*Instructions to follow:*
Pictures stay out of the copy; restate everything else in the material exactly.

Records about charts and figures:
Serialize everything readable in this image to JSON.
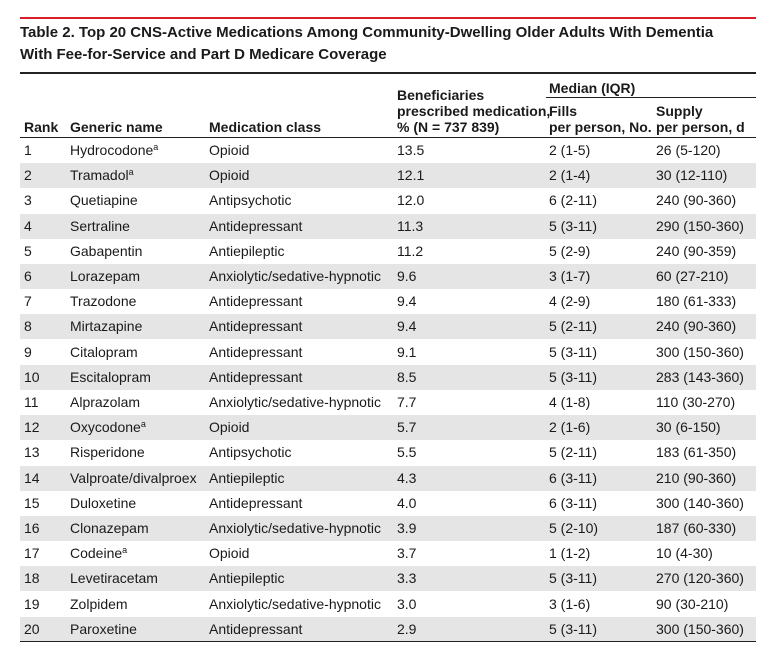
{
  "title": {
    "line1": "Table 2. Top 20 CNS-Active Medications Among Community-Dwelling Older Adults With Dementia",
    "line2": "With Fee-for-Service and Part D Medicare Coverage"
  },
  "headers": {
    "rank": "Rank",
    "generic_name": "Generic name",
    "medication_class": "Medication class",
    "beneficiaries_line1": "Beneficiaries",
    "beneficiaries_line2": "prescribed medication,",
    "beneficiaries_line3": "% (N = 737 839)",
    "median_iqr": "Median (IQR)",
    "fills_line1": "Fills",
    "fills_line2": "per person, No.",
    "supply_line1": "Supply",
    "supply_line2": "per person, d"
  },
  "rows": [
    {
      "rank": "1",
      "name": "Hydrocodone",
      "footnote": "a",
      "class": "Opioid",
      "pct": "13.5",
      "fills": "2 (1-5)",
      "supply": "26 (5-120)"
    },
    {
      "rank": "2",
      "name": "Tramadol",
      "footnote": "a",
      "class": "Opioid",
      "pct": "12.1",
      "fills": "2 (1-4)",
      "supply": "30 (12-110)"
    },
    {
      "rank": "3",
      "name": "Quetiapine",
      "footnote": "",
      "class": "Antipsychotic",
      "pct": "12.0",
      "fills": "6 (2-11)",
      "supply": "240 (90-360)"
    },
    {
      "rank": "4",
      "name": "Sertraline",
      "footnote": "",
      "class": "Antidepressant",
      "pct": "11.3",
      "fills": "5 (3-11)",
      "supply": "290 (150-360)"
    },
    {
      "rank": "5",
      "name": "Gabapentin",
      "footnote": "",
      "class": "Antiepileptic",
      "pct": "11.2",
      "fills": "5 (2-9)",
      "supply": "240 (90-359)"
    },
    {
      "rank": "6",
      "name": "Lorazepam",
      "footnote": "",
      "class": "Anxiolytic/sedative-hypnotic",
      "pct": "9.6",
      "fills": "3 (1-7)",
      "supply": "60 (27-210)"
    },
    {
      "rank": "7",
      "name": "Trazodone",
      "footnote": "",
      "class": "Antidepressant",
      "pct": "9.4",
      "fills": "4 (2-9)",
      "supply": "180 (61-333)"
    },
    {
      "rank": "8",
      "name": "Mirtazapine",
      "footnote": "",
      "class": "Antidepressant",
      "pct": "9.4",
      "fills": "5 (2-11)",
      "supply": "240 (90-360)"
    },
    {
      "rank": "9",
      "name": "Citalopram",
      "footnote": "",
      "class": "Antidepressant",
      "pct": "9.1",
      "fills": "5 (3-11)",
      "supply": "300 (150-360)"
    },
    {
      "rank": "10",
      "name": "Escitalopram",
      "footnote": "",
      "class": "Antidepressant",
      "pct": "8.5",
      "fills": "5 (3-11)",
      "supply": "283 (143-360)"
    },
    {
      "rank": "11",
      "name": "Alprazolam",
      "footnote": "",
      "class": "Anxiolytic/sedative-hypnotic",
      "pct": "7.7",
      "fills": "4 (1-8)",
      "supply": "110 (30-270)"
    },
    {
      "rank": "12",
      "name": "Oxycodone",
      "footnote": "a",
      "class": "Opioid",
      "pct": "5.7",
      "fills": "2 (1-6)",
      "supply": "30 (6-150)"
    },
    {
      "rank": "13",
      "name": "Risperidone",
      "footnote": "",
      "class": "Antipsychotic",
      "pct": "5.5",
      "fills": "5 (2-11)",
      "supply": "183 (61-350)"
    },
    {
      "rank": "14",
      "name": "Valproate/divalproex",
      "footnote": "",
      "class": "Antiepileptic",
      "pct": "4.3",
      "fills": "6 (3-11)",
      "supply": "210 (90-360)"
    },
    {
      "rank": "15",
      "name": "Duloxetine",
      "footnote": "",
      "class": "Antidepressant",
      "pct": "4.0",
      "fills": "6 (3-11)",
      "supply": "300 (140-360)"
    },
    {
      "rank": "16",
      "name": "Clonazepam",
      "footnote": "",
      "class": "Anxiolytic/sedative-hypnotic",
      "pct": "3.9",
      "fills": "5 (2-10)",
      "supply": "187 (60-330)"
    },
    {
      "rank": "17",
      "name": "Codeine",
      "footnote": "a",
      "class": "Opioid",
      "pct": "3.7",
      "fills": "1 (1-2)",
      "supply": "10 (4-30)"
    },
    {
      "rank": "18",
      "name": "Levetiracetam",
      "footnote": "",
      "class": "Antiepileptic",
      "pct": "3.3",
      "fills": "5 (3-11)",
      "supply": "270 (120-360)"
    },
    {
      "rank": "19",
      "name": "Zolpidem",
      "footnote": "",
      "class": "Anxiolytic/sedative-hypnotic",
      "pct": "3.0",
      "fills": "3 (1-6)",
      "supply": "90 (30-210)"
    },
    {
      "rank": "20",
      "name": "Paroxetine",
      "footnote": "",
      "class": "Antidepressant",
      "pct": "2.9",
      "fills": "5 (3-11)",
      "supply": "300 (150-360)"
    }
  ],
  "colors": {
    "accent_bar": "#d8202a",
    "row_shade": "#e5e5e5",
    "text": "#1a1a1a"
  }
}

*Correct result:*
Serialize everything readable in this image to JSON.
{
  "title": {
    "line1": "Table 2. Top 20 CNS-Active Medications Among Community-Dwelling Older Adults With Dementia",
    "line2": "With Fee-for-Service and Part D Medicare Coverage"
  },
  "headers": {
    "rank": "Rank",
    "generic_name": "Generic name",
    "medication_class": "Medication class",
    "beneficiaries_line1": "Beneficiaries",
    "beneficiaries_line2": "prescribed medication,",
    "beneficiaries_line3": "% (N = 737 839)",
    "median_iqr": "Median (IQR)",
    "fills_line1": "Fills",
    "fills_line2": "per person, No.",
    "supply_line1": "Supply",
    "supply_line2": "per person, d"
  },
  "rows": [
    {
      "rank": "1",
      "name": "Hydrocodone",
      "footnote": "a",
      "class": "Opioid",
      "pct": "13.5",
      "fills": "2 (1-5)",
      "supply": "26 (5-120)"
    },
    {
      "rank": "2",
      "name": "Tramadol",
      "footnote": "a",
      "class": "Opioid",
      "pct": "12.1",
      "fills": "2 (1-4)",
      "supply": "30 (12-110)"
    },
    {
      "rank": "3",
      "name": "Quetiapine",
      "footnote": "",
      "class": "Antipsychotic",
      "pct": "12.0",
      "fills": "6 (2-11)",
      "supply": "240 (90-360)"
    },
    {
      "rank": "4",
      "name": "Sertraline",
      "footnote": "",
      "class": "Antidepressant",
      "pct": "11.3",
      "fills": "5 (3-11)",
      "supply": "290 (150-360)"
    },
    {
      "rank": "5",
      "name": "Gabapentin",
      "footnote": "",
      "class": "Antiepileptic",
      "pct": "11.2",
      "fills": "5 (2-9)",
      "supply": "240 (90-359)"
    },
    {
      "rank": "6",
      "name": "Lorazepam",
      "footnote": "",
      "class": "Anxiolytic/sedative-hypnotic",
      "pct": "9.6",
      "fills": "3 (1-7)",
      "supply": "60 (27-210)"
    },
    {
      "rank": "7",
      "name": "Trazodone",
      "footnote": "",
      "class": "Antidepressant",
      "pct": "9.4",
      "fills": "4 (2-9)",
      "supply": "180 (61-333)"
    },
    {
      "rank": "8",
      "name": "Mirtazapine",
      "footnote": "",
      "class": "Antidepressant",
      "pct": "9.4",
      "fills": "5 (2-11)",
      "supply": "240 (90-360)"
    },
    {
      "rank": "9",
      "name": "Citalopram",
      "footnote": "",
      "class": "Antidepressant",
      "pct": "9.1",
      "fills": "5 (3-11)",
      "supply": "300 (150-360)"
    },
    {
      "rank": "10",
      "name": "Escitalopram",
      "footnote": "",
      "class": "Antidepressant",
      "pct": "8.5",
      "fills": "5 (3-11)",
      "supply": "283 (143-360)"
    },
    {
      "rank": "11",
      "name": "Alprazolam",
      "footnote": "",
      "class": "Anxiolytic/sedative-hypnotic",
      "pct": "7.7",
      "fills": "4 (1-8)",
      "supply": "110 (30-270)"
    },
    {
      "rank": "12",
      "name": "Oxycodone",
      "footnote": "a",
      "class": "Opioid",
      "pct": "5.7",
      "fills": "2 (1-6)",
      "supply": "30 (6-150)"
    },
    {
      "rank": "13",
      "name": "Risperidone",
      "footnote": "",
      "class": "Antipsychotic",
      "pct": "5.5",
      "fills": "5 (2-11)",
      "supply": "183 (61-350)"
    },
    {
      "rank": "14",
      "name": "Valproate/divalproex",
      "footnote": "",
      "class": "Antiepileptic",
      "pct": "4.3",
      "fills": "6 (3-11)",
      "supply": "210 (90-360)"
    },
    {
      "rank": "15",
      "name": "Duloxetine",
      "footnote": "",
      "class": "Antidepressant",
      "pct": "4.0",
      "fills": "6 (3-11)",
      "supply": "300 (140-360)"
    },
    {
      "rank": "16",
      "name": "Clonazepam",
      "footnote": "",
      "class": "Anxiolytic/sedative-hypnotic",
      "pct": "3.9",
      "fills": "5 (2-10)",
      "supply": "187 (60-330)"
    },
    {
      "rank": "17",
      "name": "Codeine",
      "footnote": "a",
      "class": "Opioid",
      "pct": "3.7",
      "fills": "1 (1-2)",
      "supply": "10 (4-30)"
    },
    {
      "rank": "18",
      "name": "Levetiracetam",
      "footnote": "",
      "class": "Antiepileptic",
      "pct": "3.3",
      "fills": "5 (3-11)",
      "supply": "270 (120-360)"
    },
    {
      "rank": "19",
      "name": "Zolpidem",
      "footnote": "",
      "class": "Anxiolytic/sedative-hypnotic",
      "pct": "3.0",
      "fills": "3 (1-6)",
      "supply": "90 (30-210)"
    },
    {
      "rank": "20",
      "name": "Paroxetine",
      "footnote": "",
      "class": "Antidepressant",
      "pct": "2.9",
      "fills": "5 (3-11)",
      "supply": "300 (150-360)"
    }
  ],
  "colors": {
    "accent_bar": "#d8202a",
    "row_shade": "#e5e5e5",
    "text": "#1a1a1a"
  }
}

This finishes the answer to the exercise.